-- begin ITEMS --

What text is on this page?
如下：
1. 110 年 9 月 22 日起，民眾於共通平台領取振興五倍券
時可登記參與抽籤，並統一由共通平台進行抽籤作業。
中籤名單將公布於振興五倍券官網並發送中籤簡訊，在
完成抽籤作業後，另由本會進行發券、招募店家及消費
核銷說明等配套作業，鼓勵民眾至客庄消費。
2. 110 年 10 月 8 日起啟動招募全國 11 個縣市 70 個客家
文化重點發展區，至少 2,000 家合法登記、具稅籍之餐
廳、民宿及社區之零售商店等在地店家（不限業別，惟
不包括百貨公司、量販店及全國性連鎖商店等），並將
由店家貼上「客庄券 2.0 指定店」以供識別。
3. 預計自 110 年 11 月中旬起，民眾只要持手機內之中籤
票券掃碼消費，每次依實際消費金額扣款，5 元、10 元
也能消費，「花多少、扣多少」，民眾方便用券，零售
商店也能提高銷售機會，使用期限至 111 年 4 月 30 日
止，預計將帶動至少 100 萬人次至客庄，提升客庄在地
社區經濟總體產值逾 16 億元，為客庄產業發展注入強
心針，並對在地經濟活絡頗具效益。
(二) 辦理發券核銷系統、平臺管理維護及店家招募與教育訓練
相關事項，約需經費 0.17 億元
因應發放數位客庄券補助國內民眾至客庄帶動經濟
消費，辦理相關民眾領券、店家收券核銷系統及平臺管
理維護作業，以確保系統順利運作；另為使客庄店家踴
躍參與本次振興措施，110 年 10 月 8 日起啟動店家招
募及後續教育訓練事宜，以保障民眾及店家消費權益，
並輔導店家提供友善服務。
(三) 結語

-- end ITEMS --

**TASK STATEMENT:** Print the material once more, exactly.

**EXERCISE ANSWER:**
What text is on this page?
如下：
1. 110 年 9 月 22 日起，民眾於共通平台領取振興五倍券
時可登記參與抽籤，並統一由共通平台進行抽籤作業。
中籤名單將公布於振興五倍券官網並發送中籤簡訊，在
完成抽籤作業後，另由本會進行發券、招募店家及消費
核銷說明等配套作業，鼓勵民眾至客庄消費。
2. 110 年 10 月 8 日起啟動招募全國 11 個縣市 70 個客家
文化重點發展區，至少 2,000 家合法登記、具稅籍之餐
廳、民宿及社區之零售商店等在地店家（不限業別，惟
不包括百貨公司、量販店及全國性連鎖商店等），並將
由店家貼上「客庄券 2.0 指定店」以供識別。
3. 預計自 110 年 11 月中旬起，民眾只要持手機內之中籤
票券掃碼消費，每次依實際消費金額扣款，5 元、10 元
也能消費，「花多少、扣多少」，民眾方便用券，零售
商店也能提高銷售機會，使用期限至 111 年 4 月 30 日
止，預計將帶動至少 100 萬人次至客庄，提升客庄在地
社區經濟總體產值逾 16 億元，為客庄產業發展注入強
心針，並對在地經濟活絡頗具效益。
(二) 辦理發券核銷系統、平臺管理維護及店家招募與教育訓練
相關事項，約需經費 0.17 億元
因應發放數位客庄券補助國內民眾至客庄帶動經濟
消費，辦理相關民眾領券、店家收券核銷系統及平臺管
理維護作業，以確保系統順利運作；另為使客庄店家踴
躍參與本次振興措施，110 年 10 月 8 日起啟動店家招
募及後續教育訓練事宜，以保障民眾及店家消費權益，
並輔導店家提供友善服務。
(三) 結語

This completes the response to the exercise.